* _Your task_
Look for "includes" in each line of the entries, and return the matching lines.

* _Dataset extract_
· · ·
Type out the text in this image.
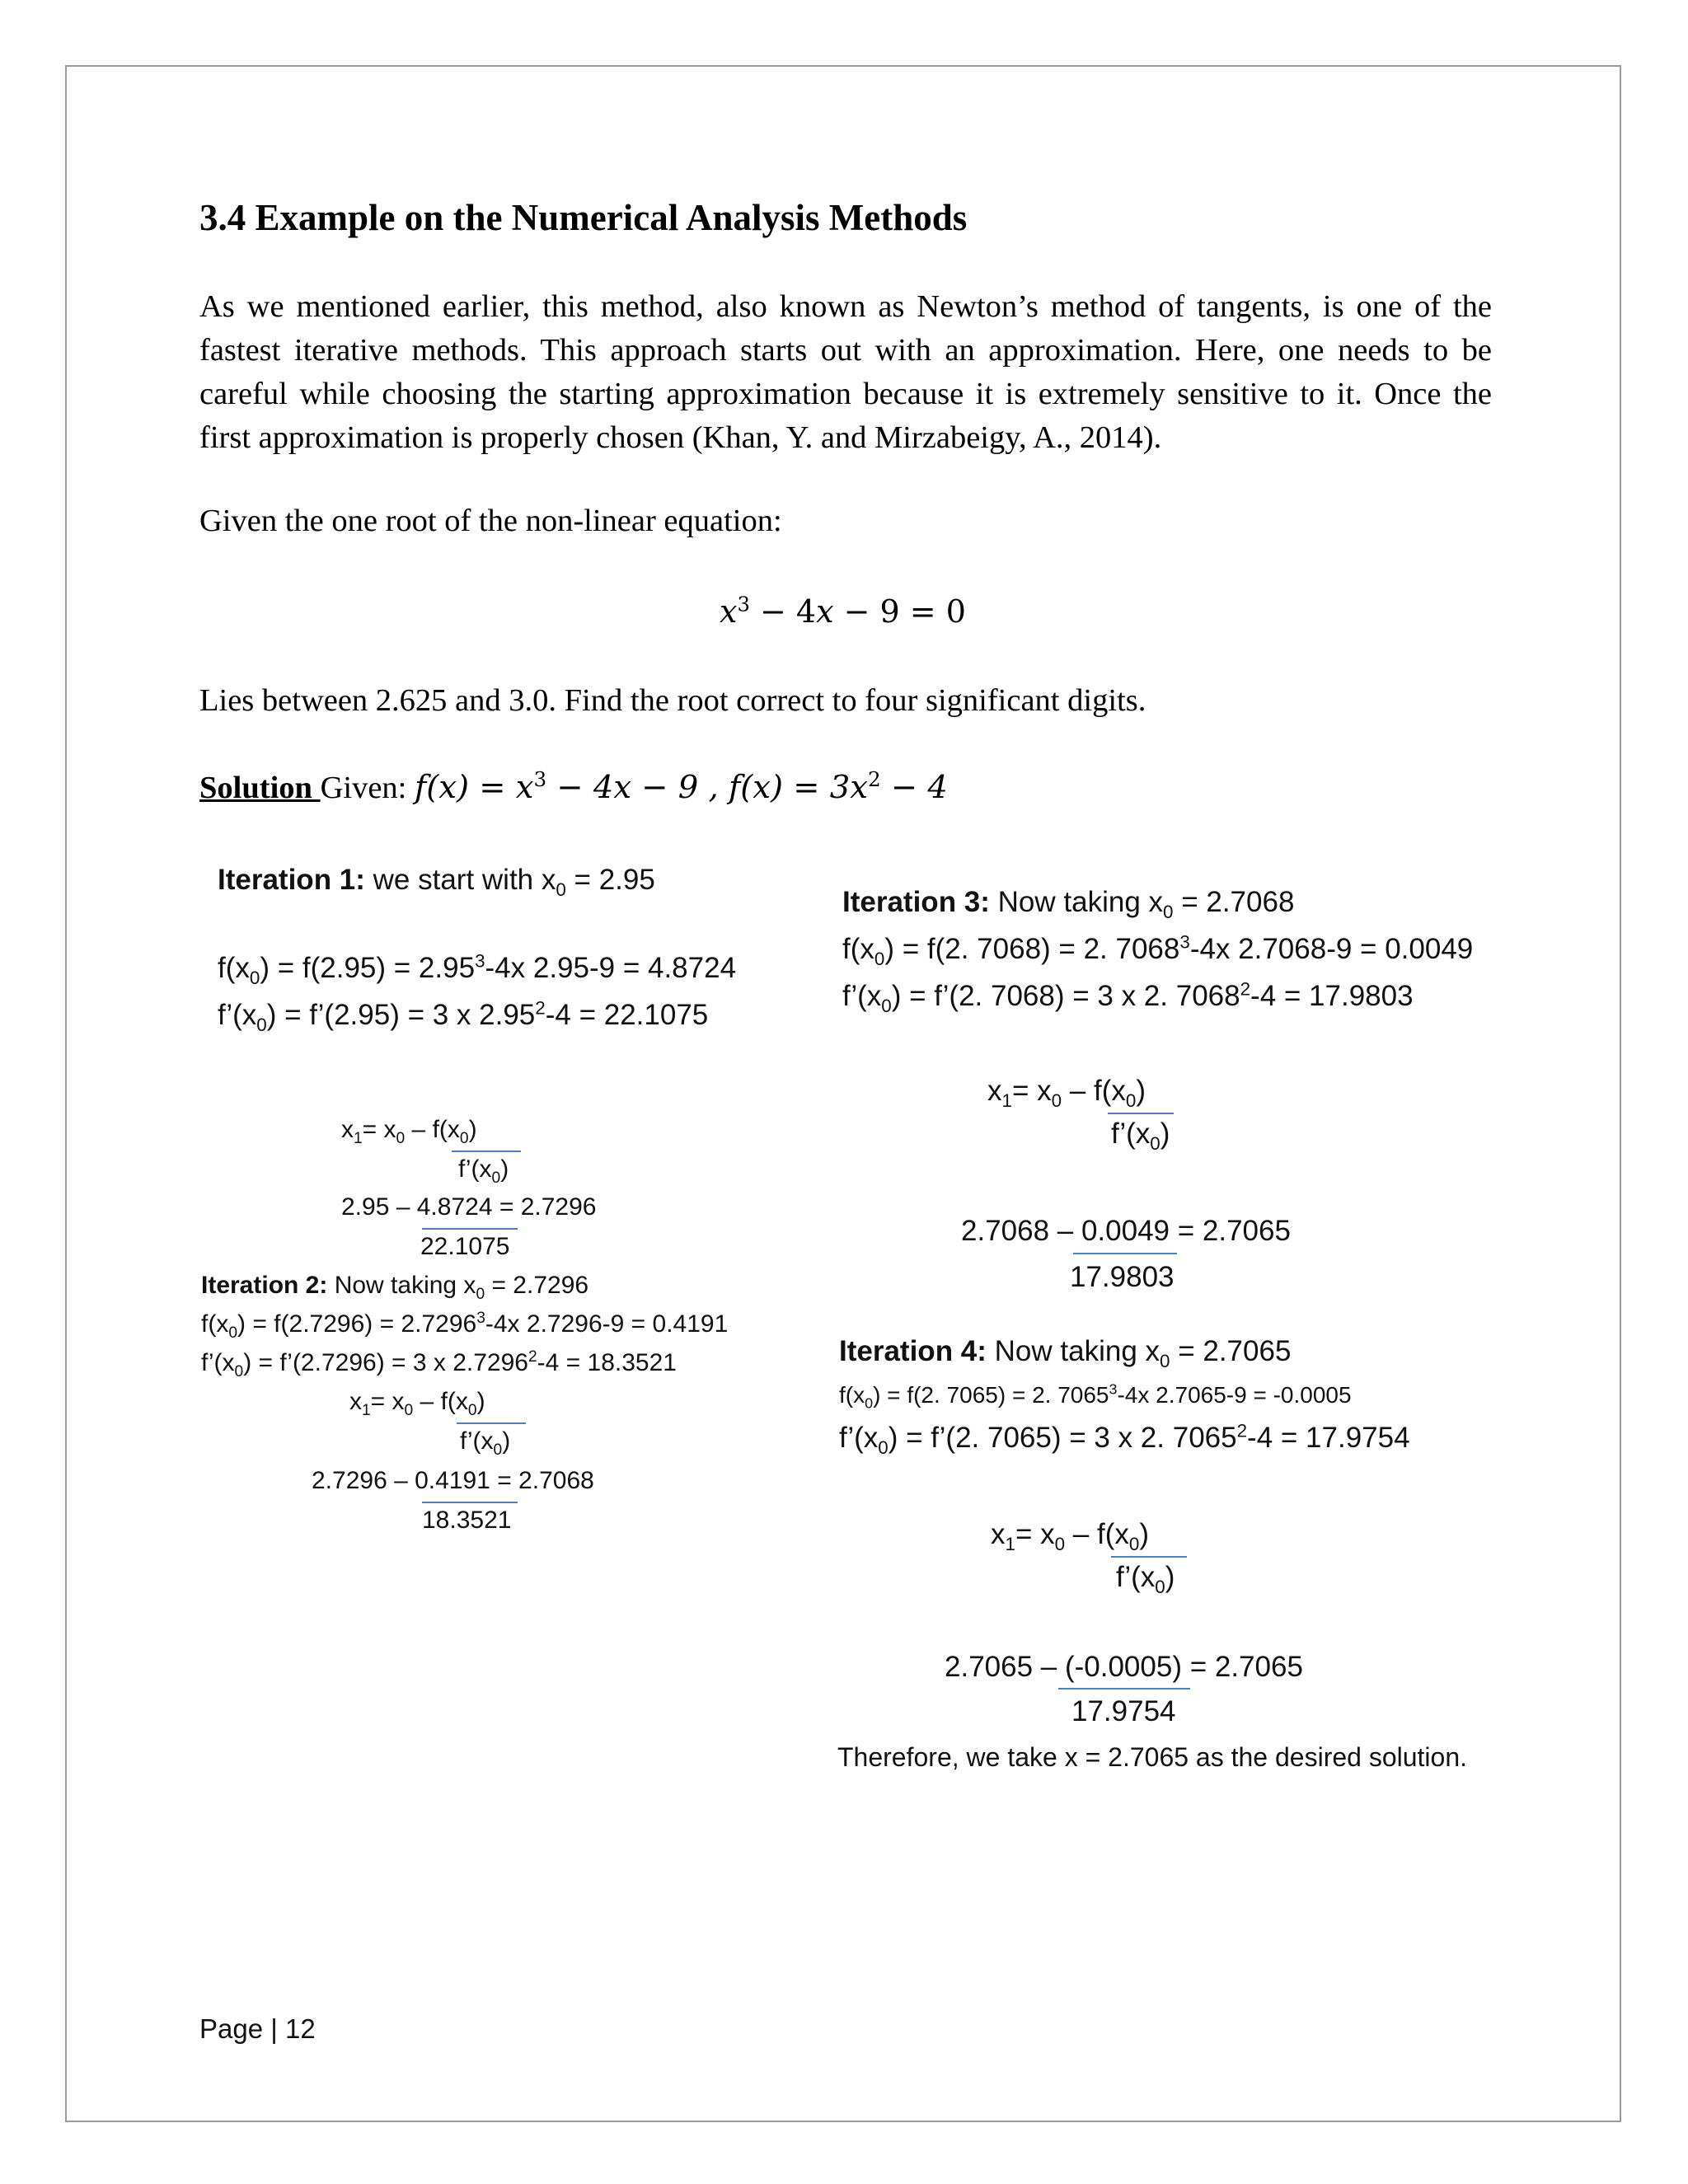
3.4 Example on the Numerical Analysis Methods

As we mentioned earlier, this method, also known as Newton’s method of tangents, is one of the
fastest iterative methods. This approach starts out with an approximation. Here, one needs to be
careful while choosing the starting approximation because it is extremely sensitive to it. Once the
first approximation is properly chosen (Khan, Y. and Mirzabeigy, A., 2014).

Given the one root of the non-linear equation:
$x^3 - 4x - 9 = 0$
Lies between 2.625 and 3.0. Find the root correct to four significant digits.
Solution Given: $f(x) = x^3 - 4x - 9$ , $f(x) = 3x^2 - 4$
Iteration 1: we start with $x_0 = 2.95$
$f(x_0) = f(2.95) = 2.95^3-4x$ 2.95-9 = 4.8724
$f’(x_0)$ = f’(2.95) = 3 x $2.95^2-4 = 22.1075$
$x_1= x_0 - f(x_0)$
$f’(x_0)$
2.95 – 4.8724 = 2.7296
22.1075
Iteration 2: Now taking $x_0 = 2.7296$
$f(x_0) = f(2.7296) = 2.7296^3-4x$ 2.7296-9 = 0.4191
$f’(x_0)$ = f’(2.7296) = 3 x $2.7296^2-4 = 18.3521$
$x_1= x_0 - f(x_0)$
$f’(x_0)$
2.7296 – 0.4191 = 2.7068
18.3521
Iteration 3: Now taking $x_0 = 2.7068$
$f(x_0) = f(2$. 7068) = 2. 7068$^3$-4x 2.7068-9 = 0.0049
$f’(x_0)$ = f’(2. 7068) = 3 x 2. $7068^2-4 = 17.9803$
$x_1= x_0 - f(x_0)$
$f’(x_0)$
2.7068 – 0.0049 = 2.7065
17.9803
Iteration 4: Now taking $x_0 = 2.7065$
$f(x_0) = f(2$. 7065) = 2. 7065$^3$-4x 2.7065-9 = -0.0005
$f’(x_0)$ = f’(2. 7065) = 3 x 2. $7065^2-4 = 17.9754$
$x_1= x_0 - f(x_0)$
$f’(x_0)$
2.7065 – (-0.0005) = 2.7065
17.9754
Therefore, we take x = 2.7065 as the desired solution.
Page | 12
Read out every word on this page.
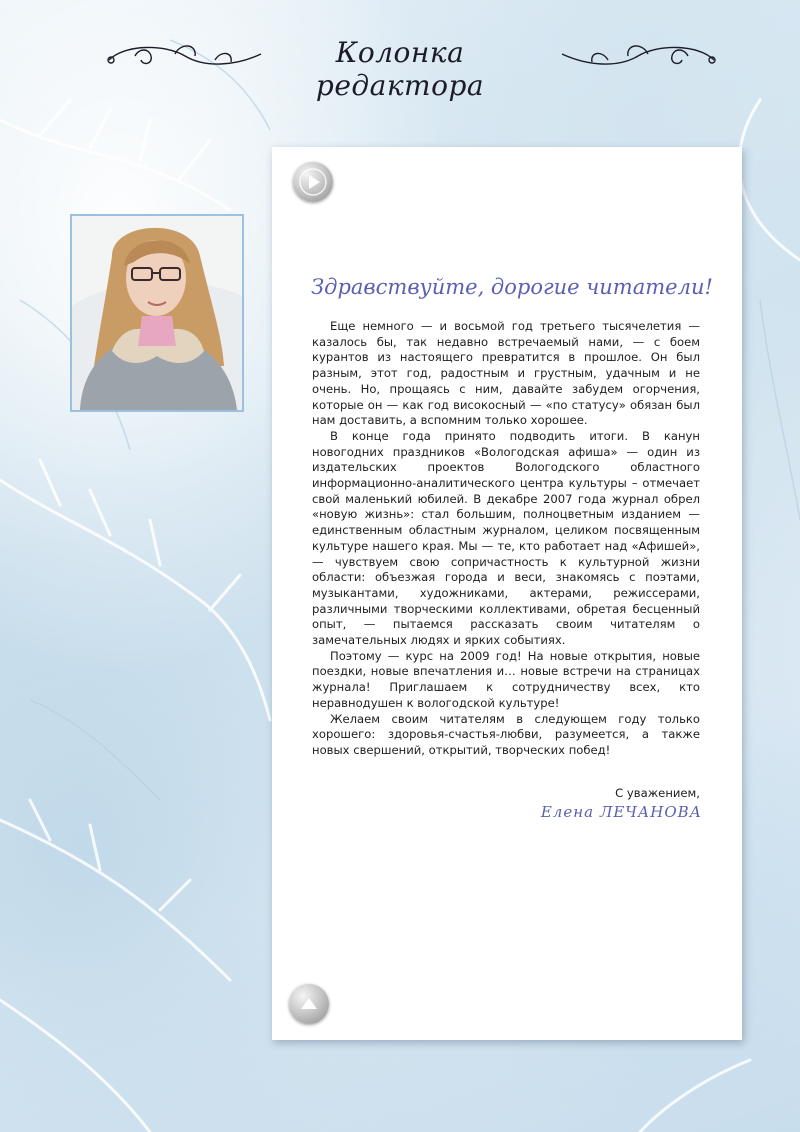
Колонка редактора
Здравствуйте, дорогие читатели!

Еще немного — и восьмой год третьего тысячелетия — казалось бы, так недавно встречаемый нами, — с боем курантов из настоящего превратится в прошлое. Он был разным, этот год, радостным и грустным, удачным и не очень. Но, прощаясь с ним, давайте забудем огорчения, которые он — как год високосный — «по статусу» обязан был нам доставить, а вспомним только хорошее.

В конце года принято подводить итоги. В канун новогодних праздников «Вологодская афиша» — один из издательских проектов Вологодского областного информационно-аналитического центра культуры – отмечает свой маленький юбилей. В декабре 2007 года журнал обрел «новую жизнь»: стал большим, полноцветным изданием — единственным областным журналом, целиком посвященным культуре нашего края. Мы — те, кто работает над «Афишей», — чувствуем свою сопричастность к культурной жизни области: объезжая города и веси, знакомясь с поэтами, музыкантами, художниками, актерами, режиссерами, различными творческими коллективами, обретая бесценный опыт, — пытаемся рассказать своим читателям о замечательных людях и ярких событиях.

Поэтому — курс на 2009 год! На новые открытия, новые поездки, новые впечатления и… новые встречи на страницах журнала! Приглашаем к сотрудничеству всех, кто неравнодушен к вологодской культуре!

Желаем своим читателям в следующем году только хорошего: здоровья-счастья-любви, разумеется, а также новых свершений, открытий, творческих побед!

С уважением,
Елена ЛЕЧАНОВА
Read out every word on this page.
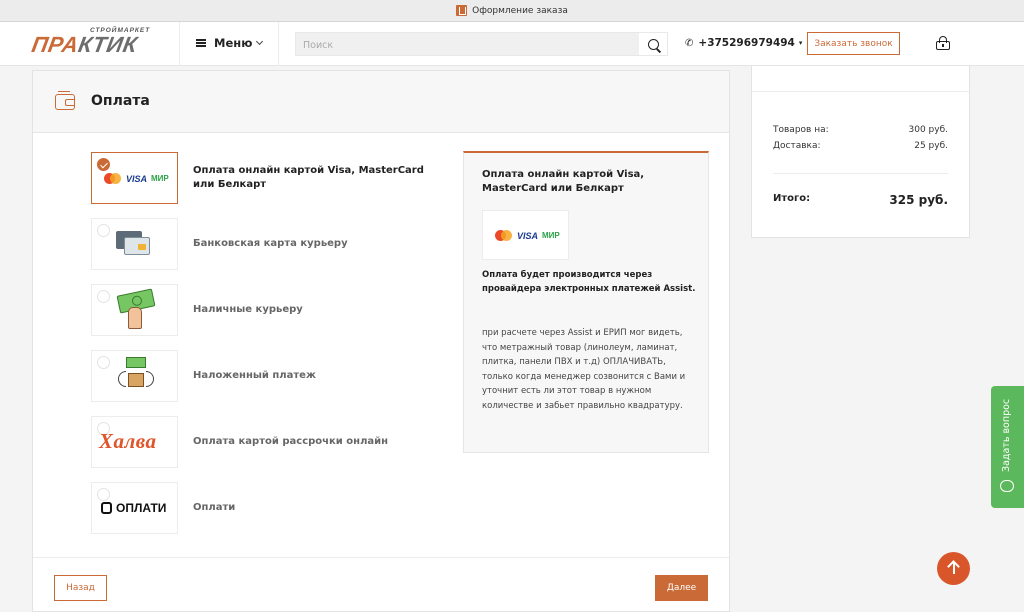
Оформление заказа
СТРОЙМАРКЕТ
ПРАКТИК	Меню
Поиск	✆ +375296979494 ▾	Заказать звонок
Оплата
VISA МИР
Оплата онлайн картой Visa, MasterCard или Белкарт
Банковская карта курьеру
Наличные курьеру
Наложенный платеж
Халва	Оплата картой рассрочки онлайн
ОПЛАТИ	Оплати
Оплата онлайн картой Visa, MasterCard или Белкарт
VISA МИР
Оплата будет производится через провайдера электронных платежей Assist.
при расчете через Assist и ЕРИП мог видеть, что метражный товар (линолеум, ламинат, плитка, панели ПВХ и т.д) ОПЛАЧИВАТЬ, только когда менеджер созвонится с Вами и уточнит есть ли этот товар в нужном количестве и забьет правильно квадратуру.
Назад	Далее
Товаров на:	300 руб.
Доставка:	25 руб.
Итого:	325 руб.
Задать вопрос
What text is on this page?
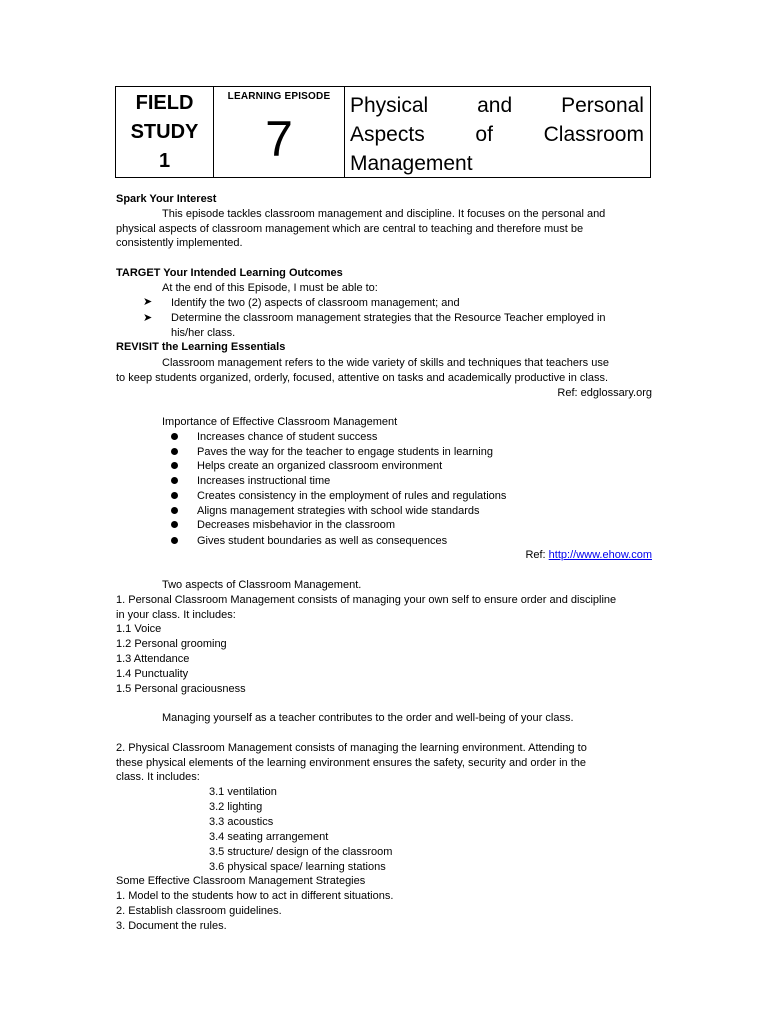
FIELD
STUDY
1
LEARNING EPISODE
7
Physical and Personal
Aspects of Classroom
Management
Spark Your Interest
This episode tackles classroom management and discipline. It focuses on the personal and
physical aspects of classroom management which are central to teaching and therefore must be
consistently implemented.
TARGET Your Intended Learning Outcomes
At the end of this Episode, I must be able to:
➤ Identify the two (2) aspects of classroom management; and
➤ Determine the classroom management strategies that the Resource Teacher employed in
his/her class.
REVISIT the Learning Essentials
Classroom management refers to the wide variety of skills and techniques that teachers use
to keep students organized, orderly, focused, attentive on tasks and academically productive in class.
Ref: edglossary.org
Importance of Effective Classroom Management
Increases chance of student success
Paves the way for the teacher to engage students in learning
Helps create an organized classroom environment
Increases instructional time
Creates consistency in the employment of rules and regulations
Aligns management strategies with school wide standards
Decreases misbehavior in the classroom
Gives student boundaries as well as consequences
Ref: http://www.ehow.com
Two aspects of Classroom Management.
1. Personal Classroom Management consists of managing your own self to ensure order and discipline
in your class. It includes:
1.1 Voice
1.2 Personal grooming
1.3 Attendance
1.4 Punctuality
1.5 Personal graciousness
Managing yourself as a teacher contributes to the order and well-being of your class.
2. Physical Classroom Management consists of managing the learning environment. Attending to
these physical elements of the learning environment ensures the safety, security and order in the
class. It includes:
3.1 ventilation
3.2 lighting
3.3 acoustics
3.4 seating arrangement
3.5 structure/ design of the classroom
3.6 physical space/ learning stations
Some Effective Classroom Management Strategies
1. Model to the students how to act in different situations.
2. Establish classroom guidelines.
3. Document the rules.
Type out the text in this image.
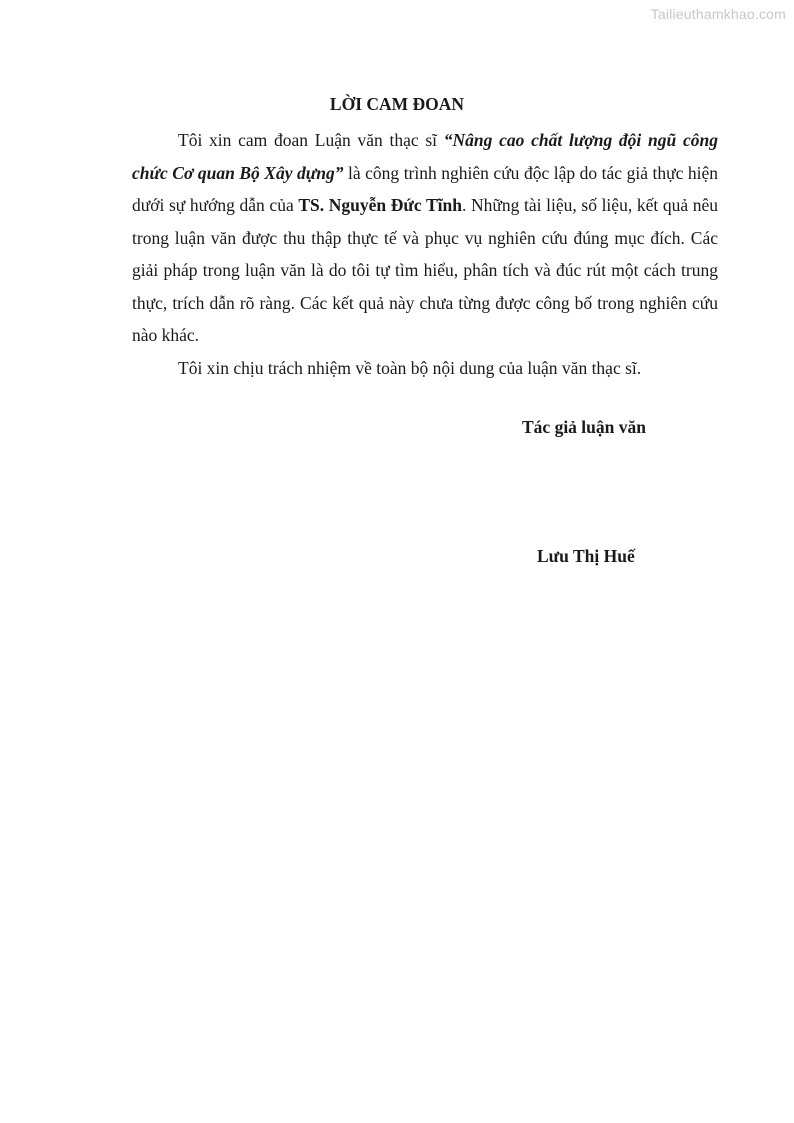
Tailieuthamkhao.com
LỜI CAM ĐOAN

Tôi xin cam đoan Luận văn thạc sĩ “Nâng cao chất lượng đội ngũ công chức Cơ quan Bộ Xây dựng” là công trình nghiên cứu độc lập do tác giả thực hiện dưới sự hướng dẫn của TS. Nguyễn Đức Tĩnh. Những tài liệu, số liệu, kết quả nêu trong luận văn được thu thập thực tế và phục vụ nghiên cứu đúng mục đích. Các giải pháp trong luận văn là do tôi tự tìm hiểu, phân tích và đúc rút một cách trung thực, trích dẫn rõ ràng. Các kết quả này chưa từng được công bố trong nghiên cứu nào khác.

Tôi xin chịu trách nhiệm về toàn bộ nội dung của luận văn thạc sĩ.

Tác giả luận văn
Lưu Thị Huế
· · ·
* _The answer_
in your class. It includes:
class. It includes:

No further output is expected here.